-- START OF ITEMS --
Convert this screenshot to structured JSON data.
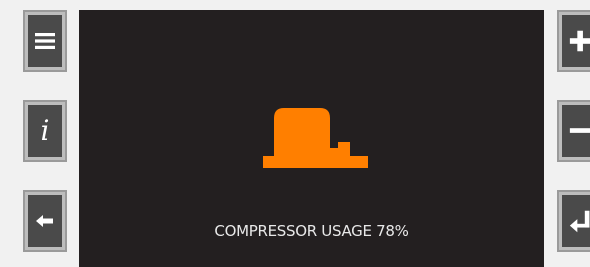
{
  "left_buttons": [
    {
      "name": "menu",
      "icon": "hamburger-menu-icon"
    },
    {
      "name": "info",
      "icon": "info-icon",
      "glyph": "i"
    },
    {
      "name": "back",
      "icon": "arrow-left-icon"
    }
  ],
  "right_buttons": [
    {
      "name": "increase",
      "icon": "plus-icon"
    },
    {
      "name": "decrease",
      "icon": "minus-icon"
    },
    {
      "name": "enter",
      "icon": "enter-return-icon"
    }
  ],
  "display": {
    "icon": "compressor-icon",
    "status_text": "COMPRESSOR USAGE 78%"
  },
  "colors": {
    "screen_bg": "#231f20",
    "accent": "#ff7f00",
    "text": "#e8e8e8",
    "button_face": "#4a4a4a"
  }
}
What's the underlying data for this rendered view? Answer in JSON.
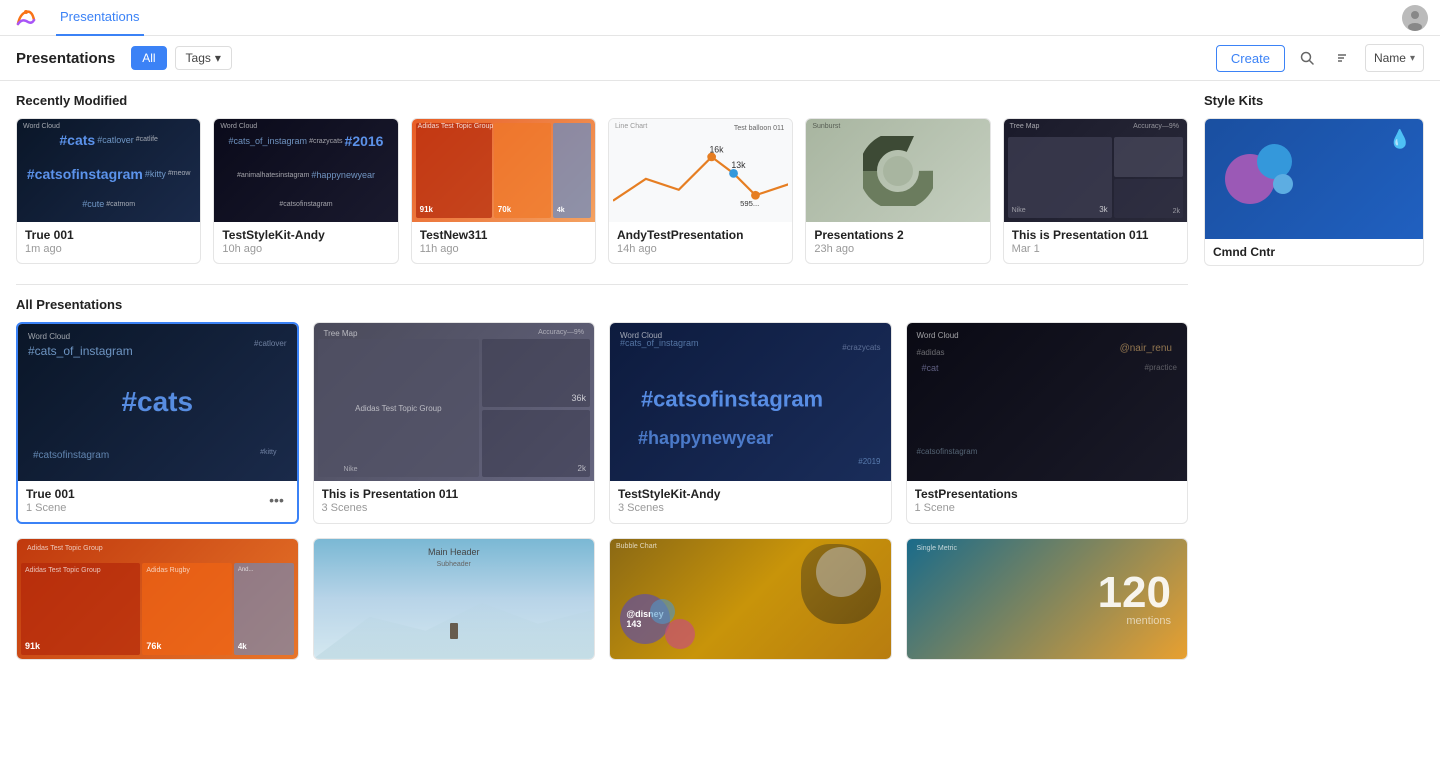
{
  "app": {
    "logo_alt": "Flourish logo"
  },
  "nav": {
    "active_tab": "Presentations",
    "tabs": [
      "Presentations"
    ]
  },
  "toolbar": {
    "title": "Presentations",
    "filter_all": "All",
    "filter_tags": "Tags",
    "create_label": "Create",
    "sort_label": "Name"
  },
  "recently_modified": {
    "section_title": "Recently Modified",
    "cards": [
      {
        "name": "True 001",
        "meta": "1m ago",
        "thumb": "cats-dark"
      },
      {
        "name": "TestStyleKit-Andy",
        "meta": "10h ago",
        "thumb": "instagram-dark"
      },
      {
        "name": "TestNew311",
        "meta": "11h ago",
        "thumb": "orange-red"
      },
      {
        "name": "AndyTestPresentation",
        "meta": "14h ago",
        "thumb": "line-chart"
      },
      {
        "name": "Presentations 2",
        "meta": "23h ago",
        "thumb": "donut"
      },
      {
        "name": "This is Presentation 011",
        "meta": "Mar 1",
        "thumb": "tree-dark"
      }
    ]
  },
  "style_kits": {
    "section_title": "Style Kits",
    "cards": [
      {
        "name": "Cmnd Cntr",
        "thumb": "cmnd-cntr"
      }
    ]
  },
  "all_presentations": {
    "section_title": "All Presentations",
    "rows": [
      [
        {
          "name": "True 001",
          "meta": "1 Scene",
          "thumb": "cats-dark",
          "selected": true
        },
        {
          "name": "This is Presentation 011",
          "meta": "3 Scenes",
          "thumb": "treemap-grey"
        },
        {
          "name": "TestStyleKit-Andy",
          "meta": "3 Scenes",
          "thumb": "cats-blue"
        },
        {
          "name": "TestPresentations",
          "meta": "1 Scene",
          "thumb": "cats-dark2"
        }
      ],
      [
        {
          "name": "",
          "meta": "",
          "thumb": "orange-panels"
        },
        {
          "name": "",
          "meta": "",
          "thumb": "mountain"
        },
        {
          "name": "",
          "meta": "",
          "thumb": "squirrel"
        },
        {
          "name": "",
          "meta": "",
          "thumb": "metric"
        }
      ]
    ]
  },
  "icons": {
    "search": "🔍",
    "sort": "⇅",
    "chevron_down": "▾",
    "more": "•••",
    "droplet": "💧"
  }
}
-- END OF ITEMS --
> EXERCISE OBJECTIVE:
From the listing, extract all text exactly as given and drop any picture.

> REPLY:
Convert this screenshot to structured JSON data.
{
  "left_buttons": [
    {
      "name": "menu",
      "icon": "hamburger-menu-icon"
    },
    {
      "name": "info",
      "icon": "info-icon",
      "glyph": "i"
    },
    {
      "name": "back",
      "icon": "arrow-left-icon"
    }
  ],
  "right_buttons": [
    {
      "name": "increase",
      "icon": "plus-icon"
    },
    {
      "name": "decrease",
      "icon": "minus-icon"
    },
    {
      "name": "enter",
      "icon": "enter-return-icon"
    }
  ],
  "display": {
    "icon": "compressor-icon",
    "status_text": "COMPRESSOR USAGE 78%"
  },
  "colors": {
    "screen_bg": "#231f20",
    "accent": "#ff7f00",
    "text": "#e8e8e8",
    "button_face": "#4a4a4a"
  }
}
What's the underlying data for this rendered view? Answer in JSON.
{
  "app": {
    "logo_alt": "Flourish logo"
  },
  "nav": {
    "active_tab": "Presentations",
    "tabs": [
      "Presentations"
    ]
  },
  "toolbar": {
    "title": "Presentations",
    "filter_all": "All",
    "filter_tags": "Tags",
    "create_label": "Create",
    "sort_label": "Name"
  },
  "recently_modified": {
    "section_title": "Recently Modified",
    "cards": [
      {
        "name": "True 001",
        "meta": "1m ago",
        "thumb": "cats-dark"
      },
      {
        "name": "TestStyleKit-Andy",
        "meta": "10h ago",
        "thumb": "instagram-dark"
      },
      {
        "name": "TestNew311",
        "meta": "11h ago",
        "thumb": "orange-red"
      },
      {
        "name": "AndyTestPresentation",
        "meta": "14h ago",
        "thumb": "line-chart"
      },
      {
        "name": "Presentations 2",
        "meta": "23h ago",
        "thumb": "donut"
      },
      {
        "name": "This is Presentation 011",
        "meta": "Mar 1",
        "thumb": "tree-dark"
      }
    ]
  },
  "style_kits": {
    "section_title": "Style Kits",
    "cards": [
      {
        "name": "Cmnd Cntr",
        "thumb": "cmnd-cntr"
      }
    ]
  },
  "all_presentations": {
    "section_title": "All Presentations",
    "rows": [
      [
        {
          "name": "True 001",
          "meta": "1 Scene",
          "thumb": "cats-dark",
          "selected": true
        },
        {
          "name": "This is Presentation 011",
          "meta": "3 Scenes",
          "thumb": "treemap-grey"
        },
        {
          "name": "TestStyleKit-Andy",
          "meta": "3 Scenes",
          "thumb": "cats-blue"
        },
        {
          "name": "TestPresentations",
          "meta": "1 Scene",
          "thumb": "cats-dark2"
        }
      ],
      [
        {
          "name": "",
          "meta": "",
          "thumb": "orange-panels"
        },
        {
          "name": "",
          "meta": "",
          "thumb": "mountain"
        },
        {
          "name": "",
          "meta": "",
          "thumb": "squirrel"
        },
        {
          "name": "",
          "meta": "",
          "thumb": "metric"
        }
      ]
    ]
  },
  "icons": {
    "search": "🔍",
    "sort": "⇅",
    "chevron_down": "▾",
    "more": "•••",
    "droplet": "💧"
  }
}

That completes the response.